[REQUIRED TASK]
Draw out every line with the word "value" from the listing below.
=-=-=-=-=
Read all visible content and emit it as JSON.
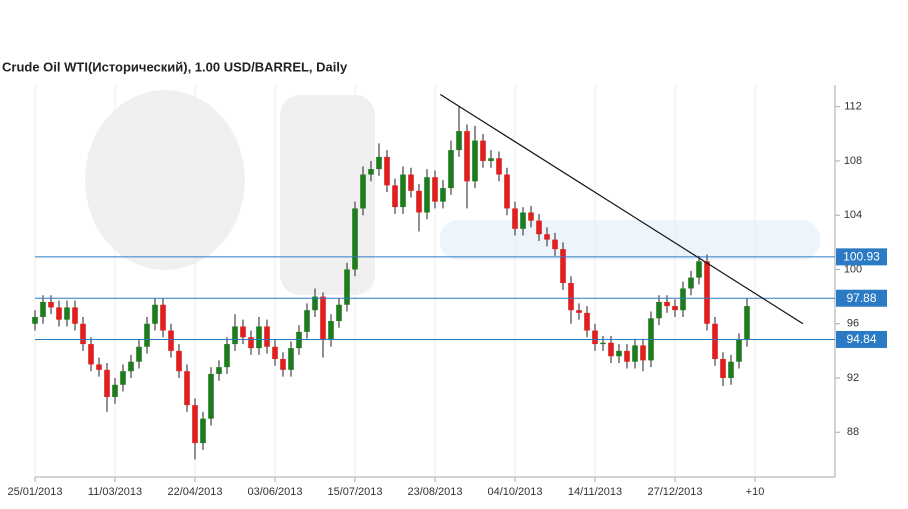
{
  "chart_data": {
    "type": "candlestick",
    "title": "Crude Oil WTI(Исторический), 1.00 USD/BARREL, Daily",
    "x": [
      0,
      3,
      6,
      9,
      12,
      15,
      18,
      21,
      24,
      27,
      30,
      33,
      36,
      39,
      42,
      45,
      48,
      51,
      54,
      57,
      60,
      63,
      66,
      69,
      72,
      75,
      78,
      81,
      84,
      87,
      90,
      93,
      96,
      99,
      102,
      105,
      108,
      111,
      114,
      117,
      120,
      123,
      126,
      129,
      132,
      135,
      138,
      141,
      144,
      147,
      150,
      153,
      156,
      159,
      162,
      165,
      168,
      171,
      174,
      177,
      180,
      183,
      186,
      189,
      192,
      195,
      198,
      201,
      204,
      207,
      210,
      213,
      216,
      219,
      222,
      225,
      228,
      231,
      234,
      237,
      240,
      243,
      246,
      249,
      252,
      255,
      258,
      261,
      264,
      267
    ],
    "open": [
      96,
      96.5,
      97.6,
      97.2,
      96.3,
      97.2,
      96,
      94.5,
      93,
      92.6,
      90.6,
      91.5,
      92.5,
      93.2,
      94.3,
      96,
      97.4,
      95.5,
      94,
      92.5,
      90,
      87.2,
      89,
      92.3,
      92.8,
      94.5,
      95.8,
      95,
      94.2,
      95.8,
      94.3,
      93.4,
      92.6,
      94.2,
      95.4,
      97,
      98,
      94.8,
      96.2,
      97.4,
      100,
      104.5,
      107,
      107.4,
      108.3,
      106.2,
      104.6,
      107,
      105.8,
      104.2,
      106.8,
      105,
      106,
      108.8,
      110.2,
      106.5,
      109.5,
      108,
      108.2,
      107,
      104.5,
      103,
      104.2,
      103.6,
      102.6,
      102.2,
      101.5,
      99,
      97,
      96.8,
      95.5,
      94.5,
      94.6,
      93.6,
      94,
      93.2,
      94.4,
      93.3,
      96.4,
      97.6,
      97.3,
      97,
      98.6,
      99.4,
      100.6,
      96,
      93.4,
      92,
      93.2,
      94.8
    ],
    "high": [
      97,
      98.1,
      98.1,
      97.7,
      97.7,
      97.7,
      96.5,
      95,
      93.5,
      93.1,
      92,
      93,
      93.7,
      94.8,
      96.5,
      97.9,
      97.9,
      96,
      94.5,
      93,
      90.5,
      89.5,
      92.8,
      93.3,
      95,
      96.7,
      96.3,
      95.5,
      96.5,
      96.3,
      94.8,
      93.9,
      94.7,
      95.9,
      97.5,
      98.6,
      98.3,
      96.7,
      97.9,
      100.5,
      105,
      107.6,
      108,
      109.3,
      108.8,
      106.7,
      107.6,
      107.5,
      106.3,
      107.4,
      107.3,
      106.6,
      109.5,
      112,
      110.7,
      110.6,
      110,
      108.8,
      108.7,
      107.5,
      105,
      104.6,
      104.7,
      104.1,
      103.1,
      102.7,
      102,
      99.5,
      97.5,
      97.3,
      96,
      95.1,
      95.1,
      94.5,
      94.5,
      94.9,
      94.9,
      96.9,
      98.1,
      98.1,
      97.8,
      99.1,
      99.9,
      101,
      101.1,
      96.5,
      93.9,
      93.7,
      95.3,
      97.9
    ],
    "low": [
      95.5,
      96,
      96.7,
      95.8,
      95.8,
      95.5,
      94,
      92.5,
      92.1,
      89.5,
      90.1,
      91,
      92,
      92.7,
      93.8,
      95.5,
      95,
      93.5,
      92,
      89.5,
      86,
      86.7,
      88.5,
      91.8,
      92.3,
      94,
      94.5,
      93.7,
      93.7,
      93.8,
      92.9,
      92.1,
      92.1,
      93.7,
      94.9,
      96.5,
      93.5,
      94.3,
      95.7,
      96.9,
      99.5,
      104,
      106.5,
      106.9,
      105.7,
      104.1,
      104.1,
      105.3,
      102.8,
      103.7,
      104.5,
      104.5,
      105.5,
      108.3,
      104.5,
      106,
      107.5,
      107.5,
      106.5,
      104,
      102.5,
      102.5,
      103.1,
      102.1,
      101.7,
      101,
      98.5,
      96,
      96.3,
      95,
      94,
      94,
      93.1,
      93.1,
      92.7,
      92.7,
      92.5,
      92.8,
      95.9,
      96.8,
      96.5,
      96.5,
      98.1,
      98.9,
      95.5,
      92.9,
      91.4,
      91.5,
      92.7,
      94.3
    ],
    "close": [
      96.5,
      97.6,
      97.2,
      96.3,
      97.2,
      96,
      94.5,
      93,
      92.6,
      90.6,
      91.5,
      92.5,
      93.2,
      94.3,
      96,
      97.4,
      95.5,
      94,
      92.5,
      90,
      87.2,
      89,
      92.3,
      92.8,
      94.5,
      95.8,
      95,
      94.2,
      95.8,
      94.3,
      93.4,
      92.6,
      94.2,
      95.4,
      97,
      98,
      94.8,
      96.2,
      97.4,
      100,
      104.5,
      107,
      107.4,
      108.3,
      106.2,
      104.6,
      107,
      105.8,
      104.2,
      106.8,
      105,
      106,
      108.8,
      110.2,
      106.5,
      109.5,
      108,
      108.2,
      107,
      104.5,
      103,
      104.2,
      103.6,
      102.6,
      102.2,
      101.5,
      99,
      97,
      96.8,
      95.5,
      94.5,
      94.6,
      93.6,
      94,
      93.2,
      94.4,
      93.3,
      96.4,
      97.6,
      97.3,
      97,
      98.6,
      99.4,
      100.6,
      96,
      93.4,
      92,
      93.2,
      94.8,
      97.3
    ],
    "up_color": "#1e7b1e",
    "down_color": "#e0201e",
    "levels": [
      100.93,
      97.88,
      94.84
    ],
    "level_color": "#2a7bc4",
    "trendline": {
      "x": [
        152,
        288
      ],
      "y": [
        112.9,
        96
      ]
    },
    "xlim": [
      0,
      300
    ],
    "xticks": [
      {
        "value": 0,
        "label": "25/01/2013"
      },
      {
        "value": 30,
        "label": "11/03/2013"
      },
      {
        "value": 60,
        "label": "22/04/2013"
      },
      {
        "value": 90,
        "label": "03/06/2013"
      },
      {
        "value": 120,
        "label": "15/07/2013"
      },
      {
        "value": 150,
        "label": "23/08/2013"
      },
      {
        "value": 180,
        "label": "04/10/2013"
      },
      {
        "value": 210,
        "label": "14/11/2013"
      },
      {
        "value": 240,
        "label": "27/12/2013"
      },
      {
        "value": 270,
        "label": "+10"
      }
    ],
    "ylim": [
      84.7,
      113.6
    ],
    "yticks": [
      88,
      92,
      96,
      100,
      104,
      108,
      112
    ],
    "grid": true
  }
}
=-=-=-=-=
[COMPLETE RESPONSE]
        "value": 0,
        "value": 30,
        "value": 60,
        "value": 90,
        "value": 120,
        "value": 150,
        "value": 180,
        "value": 210,
        "value": 240,
        "value": 270,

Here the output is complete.